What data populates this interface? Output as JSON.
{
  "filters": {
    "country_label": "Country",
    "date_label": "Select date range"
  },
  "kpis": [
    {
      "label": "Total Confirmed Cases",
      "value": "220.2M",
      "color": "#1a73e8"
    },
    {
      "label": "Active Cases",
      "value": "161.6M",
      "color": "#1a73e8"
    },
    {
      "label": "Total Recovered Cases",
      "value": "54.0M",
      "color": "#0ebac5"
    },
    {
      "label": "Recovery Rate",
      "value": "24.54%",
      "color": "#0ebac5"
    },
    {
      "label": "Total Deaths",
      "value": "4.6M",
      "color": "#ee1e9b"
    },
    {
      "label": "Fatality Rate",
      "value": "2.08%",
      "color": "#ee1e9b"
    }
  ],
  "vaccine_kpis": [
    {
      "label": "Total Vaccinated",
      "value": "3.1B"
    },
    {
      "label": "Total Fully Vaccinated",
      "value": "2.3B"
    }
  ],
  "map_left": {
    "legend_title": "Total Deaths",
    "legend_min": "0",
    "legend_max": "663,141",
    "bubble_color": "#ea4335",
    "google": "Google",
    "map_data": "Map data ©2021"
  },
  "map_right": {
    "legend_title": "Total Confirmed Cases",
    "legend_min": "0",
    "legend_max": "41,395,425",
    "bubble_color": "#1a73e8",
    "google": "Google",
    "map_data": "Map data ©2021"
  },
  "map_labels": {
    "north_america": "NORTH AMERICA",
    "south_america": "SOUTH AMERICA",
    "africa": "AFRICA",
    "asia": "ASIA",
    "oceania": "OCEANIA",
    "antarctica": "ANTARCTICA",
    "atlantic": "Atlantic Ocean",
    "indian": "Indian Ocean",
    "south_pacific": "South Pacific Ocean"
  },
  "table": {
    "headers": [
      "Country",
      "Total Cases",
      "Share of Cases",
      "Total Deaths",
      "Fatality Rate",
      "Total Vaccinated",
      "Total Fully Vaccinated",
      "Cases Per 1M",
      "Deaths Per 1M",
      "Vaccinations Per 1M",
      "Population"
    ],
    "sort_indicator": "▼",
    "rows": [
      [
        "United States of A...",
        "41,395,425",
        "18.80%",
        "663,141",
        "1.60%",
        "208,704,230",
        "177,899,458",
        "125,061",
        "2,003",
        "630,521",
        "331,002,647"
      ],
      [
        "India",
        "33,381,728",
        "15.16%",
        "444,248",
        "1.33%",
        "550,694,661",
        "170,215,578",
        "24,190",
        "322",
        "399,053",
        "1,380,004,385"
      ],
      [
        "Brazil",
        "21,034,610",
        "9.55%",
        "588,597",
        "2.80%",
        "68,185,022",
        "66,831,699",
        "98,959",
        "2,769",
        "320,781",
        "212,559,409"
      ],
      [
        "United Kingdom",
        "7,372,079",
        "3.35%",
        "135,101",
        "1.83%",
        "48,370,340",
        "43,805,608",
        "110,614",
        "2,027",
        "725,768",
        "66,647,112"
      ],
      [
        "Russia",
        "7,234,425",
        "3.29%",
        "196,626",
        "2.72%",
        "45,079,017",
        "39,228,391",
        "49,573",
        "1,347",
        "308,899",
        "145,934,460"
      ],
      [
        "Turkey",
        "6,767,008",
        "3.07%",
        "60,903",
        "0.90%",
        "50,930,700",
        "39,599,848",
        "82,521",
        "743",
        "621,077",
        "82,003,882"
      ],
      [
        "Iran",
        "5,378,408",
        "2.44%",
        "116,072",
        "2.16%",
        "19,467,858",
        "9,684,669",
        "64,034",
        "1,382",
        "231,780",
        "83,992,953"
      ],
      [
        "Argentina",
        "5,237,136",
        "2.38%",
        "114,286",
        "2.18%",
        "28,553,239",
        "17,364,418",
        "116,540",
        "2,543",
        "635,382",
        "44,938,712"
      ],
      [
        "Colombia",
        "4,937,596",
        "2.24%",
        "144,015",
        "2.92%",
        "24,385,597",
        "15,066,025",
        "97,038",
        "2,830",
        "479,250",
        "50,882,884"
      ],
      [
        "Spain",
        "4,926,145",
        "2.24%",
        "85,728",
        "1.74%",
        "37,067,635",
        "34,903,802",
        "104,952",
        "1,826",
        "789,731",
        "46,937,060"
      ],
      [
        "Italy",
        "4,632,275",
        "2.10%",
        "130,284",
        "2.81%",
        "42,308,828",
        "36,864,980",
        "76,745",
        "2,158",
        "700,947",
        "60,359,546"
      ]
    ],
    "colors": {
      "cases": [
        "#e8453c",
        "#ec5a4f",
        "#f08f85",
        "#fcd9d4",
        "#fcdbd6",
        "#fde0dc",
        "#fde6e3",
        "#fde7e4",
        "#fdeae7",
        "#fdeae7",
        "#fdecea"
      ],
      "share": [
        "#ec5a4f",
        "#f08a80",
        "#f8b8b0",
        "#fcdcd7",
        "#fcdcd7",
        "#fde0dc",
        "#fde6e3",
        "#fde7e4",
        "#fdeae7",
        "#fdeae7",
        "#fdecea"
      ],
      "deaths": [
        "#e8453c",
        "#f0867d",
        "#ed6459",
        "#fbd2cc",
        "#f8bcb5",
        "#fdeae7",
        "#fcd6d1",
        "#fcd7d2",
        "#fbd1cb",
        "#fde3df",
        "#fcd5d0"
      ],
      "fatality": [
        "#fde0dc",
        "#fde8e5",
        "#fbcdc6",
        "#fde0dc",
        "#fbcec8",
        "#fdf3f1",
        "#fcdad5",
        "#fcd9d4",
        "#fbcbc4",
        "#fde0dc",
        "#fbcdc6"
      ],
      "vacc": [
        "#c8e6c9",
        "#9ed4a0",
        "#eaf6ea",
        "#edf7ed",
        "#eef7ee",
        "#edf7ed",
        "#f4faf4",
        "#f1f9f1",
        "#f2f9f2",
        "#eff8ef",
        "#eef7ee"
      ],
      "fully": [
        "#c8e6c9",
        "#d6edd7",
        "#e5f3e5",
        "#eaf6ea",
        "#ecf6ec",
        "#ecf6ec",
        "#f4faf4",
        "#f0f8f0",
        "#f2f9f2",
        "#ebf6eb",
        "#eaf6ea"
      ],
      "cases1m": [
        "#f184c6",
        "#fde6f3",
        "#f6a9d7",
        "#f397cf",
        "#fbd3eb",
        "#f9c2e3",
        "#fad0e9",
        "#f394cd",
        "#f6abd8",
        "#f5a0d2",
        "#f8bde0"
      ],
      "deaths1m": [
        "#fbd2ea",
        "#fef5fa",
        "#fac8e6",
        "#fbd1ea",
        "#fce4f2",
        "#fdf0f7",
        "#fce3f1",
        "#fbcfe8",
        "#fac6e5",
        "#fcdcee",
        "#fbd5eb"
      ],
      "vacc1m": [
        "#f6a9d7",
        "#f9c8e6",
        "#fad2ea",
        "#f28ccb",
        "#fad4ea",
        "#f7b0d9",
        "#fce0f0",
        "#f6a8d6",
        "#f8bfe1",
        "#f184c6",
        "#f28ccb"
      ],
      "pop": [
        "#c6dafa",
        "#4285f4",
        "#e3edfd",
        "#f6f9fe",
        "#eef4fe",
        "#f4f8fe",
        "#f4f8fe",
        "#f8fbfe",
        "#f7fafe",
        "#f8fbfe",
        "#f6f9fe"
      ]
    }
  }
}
========
**To be done**
Go through the material above and copy each line that has the word "value".

**Answer to the problem**
      "value": "220.2M",
      "value": "161.6M",
      "value": "54.0M",
      "value": "24.54%",
      "value": "4.6M",
      "value": "2.08%",
      "value": "3.1B"
      "value": "2.3B"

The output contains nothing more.